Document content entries
==*==

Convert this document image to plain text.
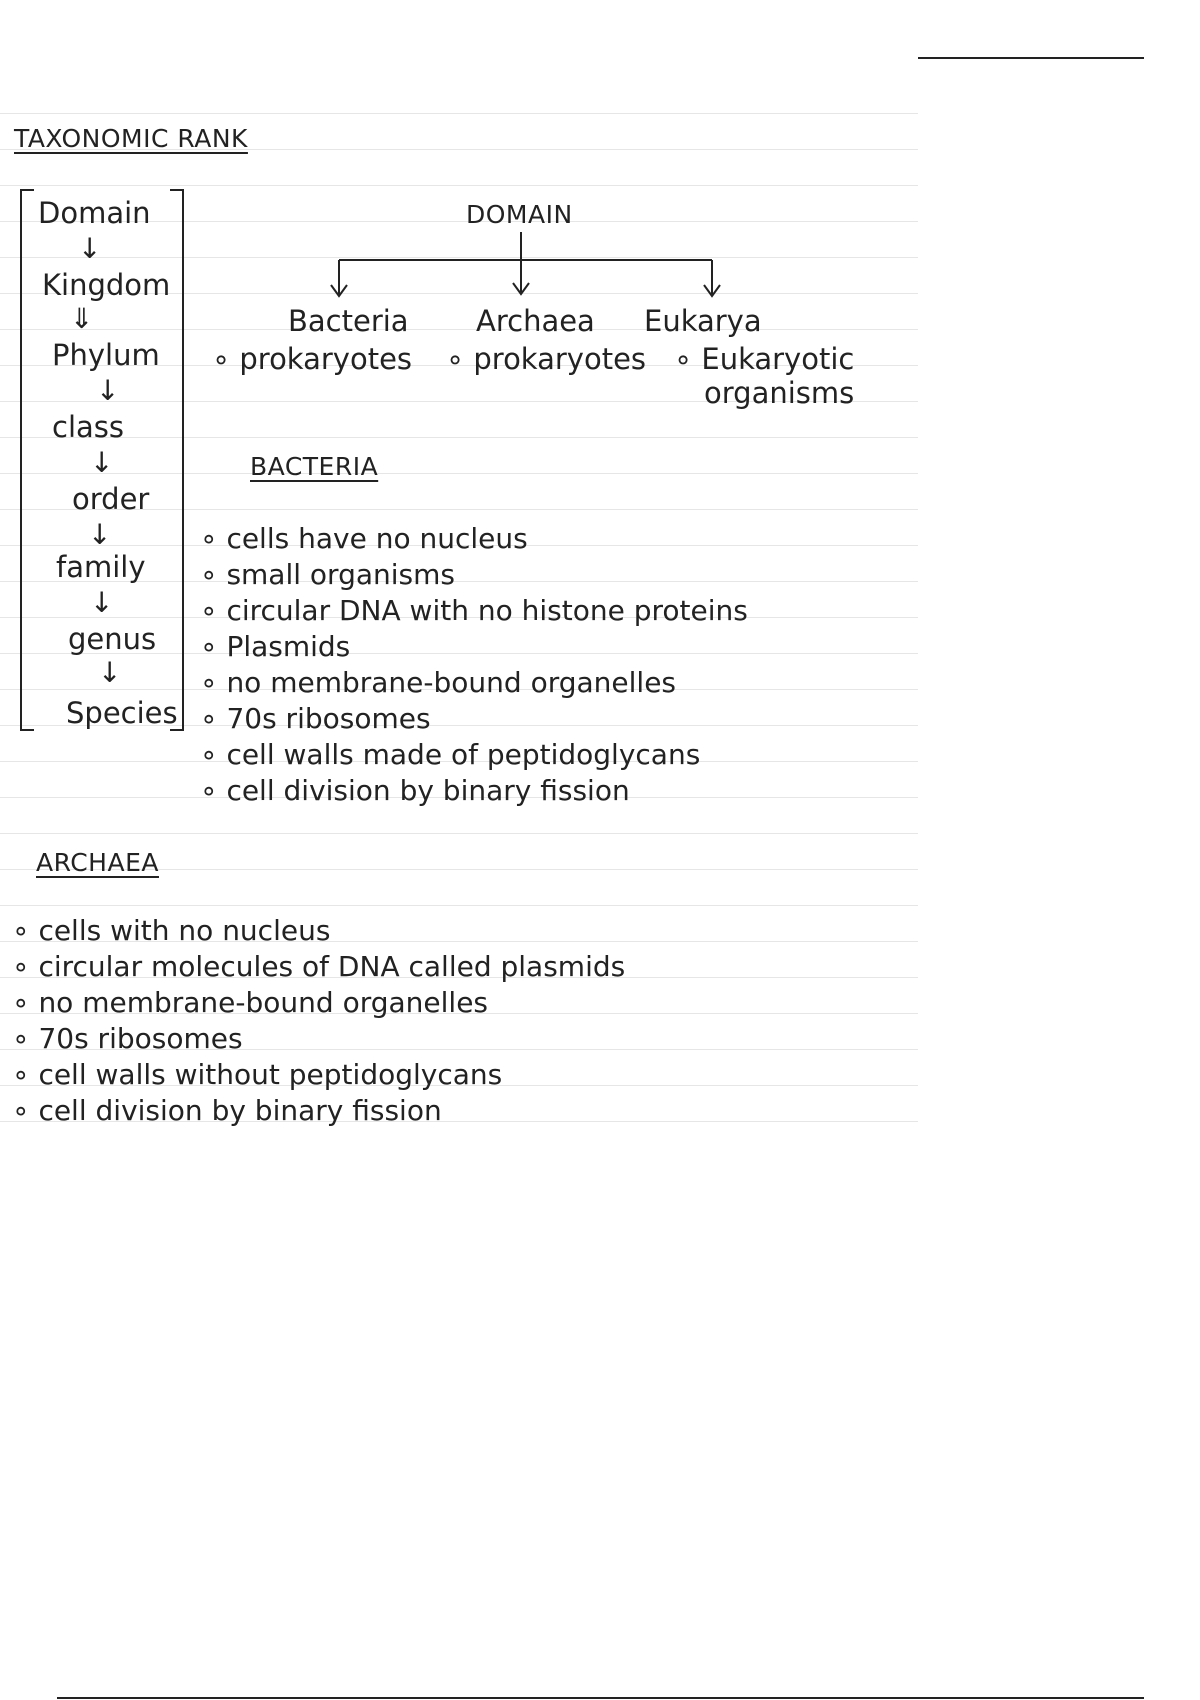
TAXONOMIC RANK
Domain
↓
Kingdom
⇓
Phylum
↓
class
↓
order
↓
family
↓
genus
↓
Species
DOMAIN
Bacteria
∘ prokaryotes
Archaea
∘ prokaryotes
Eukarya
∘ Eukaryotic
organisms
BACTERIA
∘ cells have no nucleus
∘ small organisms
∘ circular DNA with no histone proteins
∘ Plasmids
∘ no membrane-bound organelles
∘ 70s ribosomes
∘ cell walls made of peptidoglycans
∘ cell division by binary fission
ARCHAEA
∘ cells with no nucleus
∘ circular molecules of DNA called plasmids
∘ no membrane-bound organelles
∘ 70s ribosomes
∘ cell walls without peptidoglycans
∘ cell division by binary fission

==*==

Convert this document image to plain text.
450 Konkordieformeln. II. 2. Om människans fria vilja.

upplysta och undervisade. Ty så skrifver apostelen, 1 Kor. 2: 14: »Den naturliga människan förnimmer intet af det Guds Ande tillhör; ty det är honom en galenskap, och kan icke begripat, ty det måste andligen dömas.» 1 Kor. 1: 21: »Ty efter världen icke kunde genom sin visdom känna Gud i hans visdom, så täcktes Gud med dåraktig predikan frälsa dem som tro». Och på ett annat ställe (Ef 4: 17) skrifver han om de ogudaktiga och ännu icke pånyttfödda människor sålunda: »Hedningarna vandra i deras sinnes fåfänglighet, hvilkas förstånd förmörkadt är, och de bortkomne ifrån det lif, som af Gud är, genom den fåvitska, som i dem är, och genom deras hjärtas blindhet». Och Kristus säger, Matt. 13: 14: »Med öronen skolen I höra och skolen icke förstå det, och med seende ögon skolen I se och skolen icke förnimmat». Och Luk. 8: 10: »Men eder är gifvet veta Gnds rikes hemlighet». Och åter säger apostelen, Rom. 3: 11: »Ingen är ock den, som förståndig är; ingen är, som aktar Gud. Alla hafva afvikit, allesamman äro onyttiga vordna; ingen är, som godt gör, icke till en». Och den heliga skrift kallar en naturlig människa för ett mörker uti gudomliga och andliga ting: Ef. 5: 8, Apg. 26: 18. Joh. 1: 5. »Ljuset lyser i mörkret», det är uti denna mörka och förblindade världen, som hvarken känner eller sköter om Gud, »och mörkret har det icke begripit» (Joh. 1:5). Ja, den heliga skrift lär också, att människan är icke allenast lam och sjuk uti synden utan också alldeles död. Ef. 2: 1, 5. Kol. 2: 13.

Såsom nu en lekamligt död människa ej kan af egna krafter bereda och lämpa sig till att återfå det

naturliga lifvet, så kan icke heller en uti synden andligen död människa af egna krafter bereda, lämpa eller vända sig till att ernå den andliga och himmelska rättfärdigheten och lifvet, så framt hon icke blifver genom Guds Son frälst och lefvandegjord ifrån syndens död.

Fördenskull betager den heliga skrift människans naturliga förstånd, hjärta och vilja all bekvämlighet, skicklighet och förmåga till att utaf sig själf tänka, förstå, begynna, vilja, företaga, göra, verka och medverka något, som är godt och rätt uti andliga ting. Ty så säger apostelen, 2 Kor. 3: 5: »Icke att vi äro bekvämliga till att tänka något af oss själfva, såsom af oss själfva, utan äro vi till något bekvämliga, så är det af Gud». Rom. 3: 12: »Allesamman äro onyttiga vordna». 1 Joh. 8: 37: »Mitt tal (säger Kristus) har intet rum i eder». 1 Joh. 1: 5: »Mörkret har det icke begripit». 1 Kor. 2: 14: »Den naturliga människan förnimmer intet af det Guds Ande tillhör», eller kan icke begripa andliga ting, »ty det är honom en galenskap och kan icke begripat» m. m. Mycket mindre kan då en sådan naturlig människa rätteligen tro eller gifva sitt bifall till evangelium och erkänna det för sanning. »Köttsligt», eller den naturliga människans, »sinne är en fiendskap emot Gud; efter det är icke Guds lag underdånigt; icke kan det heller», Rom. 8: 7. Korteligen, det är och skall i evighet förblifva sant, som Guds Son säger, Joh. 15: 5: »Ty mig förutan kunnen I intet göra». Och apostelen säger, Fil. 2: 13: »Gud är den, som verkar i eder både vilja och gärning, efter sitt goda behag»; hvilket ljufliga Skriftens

==*==

▶ **What to do**: One figure is all that is needed: the number of lines above in which the word "egna" appears.

▶ **Solution for this problem**: 2